• [GIVEN PROBLEM]
Copy out the complete listing, word for word.

• [DATA FOR PROCESSING]

<<<<

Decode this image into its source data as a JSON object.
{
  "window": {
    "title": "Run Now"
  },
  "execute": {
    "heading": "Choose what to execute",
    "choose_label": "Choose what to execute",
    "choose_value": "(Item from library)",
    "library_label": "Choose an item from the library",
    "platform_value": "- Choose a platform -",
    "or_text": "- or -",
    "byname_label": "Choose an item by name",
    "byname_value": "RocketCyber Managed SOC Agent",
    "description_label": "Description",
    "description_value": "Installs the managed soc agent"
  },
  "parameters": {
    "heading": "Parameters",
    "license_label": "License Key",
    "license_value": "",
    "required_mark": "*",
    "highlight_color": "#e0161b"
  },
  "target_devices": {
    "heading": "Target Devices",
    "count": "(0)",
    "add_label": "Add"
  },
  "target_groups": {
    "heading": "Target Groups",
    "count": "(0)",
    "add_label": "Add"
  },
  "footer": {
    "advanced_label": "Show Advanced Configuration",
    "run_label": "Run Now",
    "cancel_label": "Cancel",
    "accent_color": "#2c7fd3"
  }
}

>>>>

• [EXERCISE RESPONSE]
Decode this image into its source data as a JSON object.
{
  "window": {
    "title": "Run Now"
  },
  "execute": {
    "heading": "Choose what to execute",
    "choose_label": "Choose what to execute",
    "choose_value": "(Item from library)",
    "library_label": "Choose an item from the library",
    "platform_value": "- Choose a platform -",
    "or_text": "- or -",
    "byname_label": "Choose an item by name",
    "byname_value": "RocketCyber Managed SOC Agent",
    "description_label": "Description",
    "description_value": "Installs the managed soc agent"
  },
  "parameters": {
    "heading": "Parameters",
    "license_label": "License Key",
    "license_value": "",
    "required_mark": "*",
    "highlight_color": "#e0161b"
  },
  "target_devices": {
    "heading": "Target Devices",
    "count": "(0)",
    "add_label": "Add"
  },
  "target_groups": {
    "heading": "Target Groups",
    "count": "(0)",
    "add_label": "Add"
  },
  "footer": {
    "advanced_label": "Show Advanced Configuration",
    "run_label": "Run Now",
    "cancel_label": "Cancel",
    "accent_color": "#2c7fd3"
  }
}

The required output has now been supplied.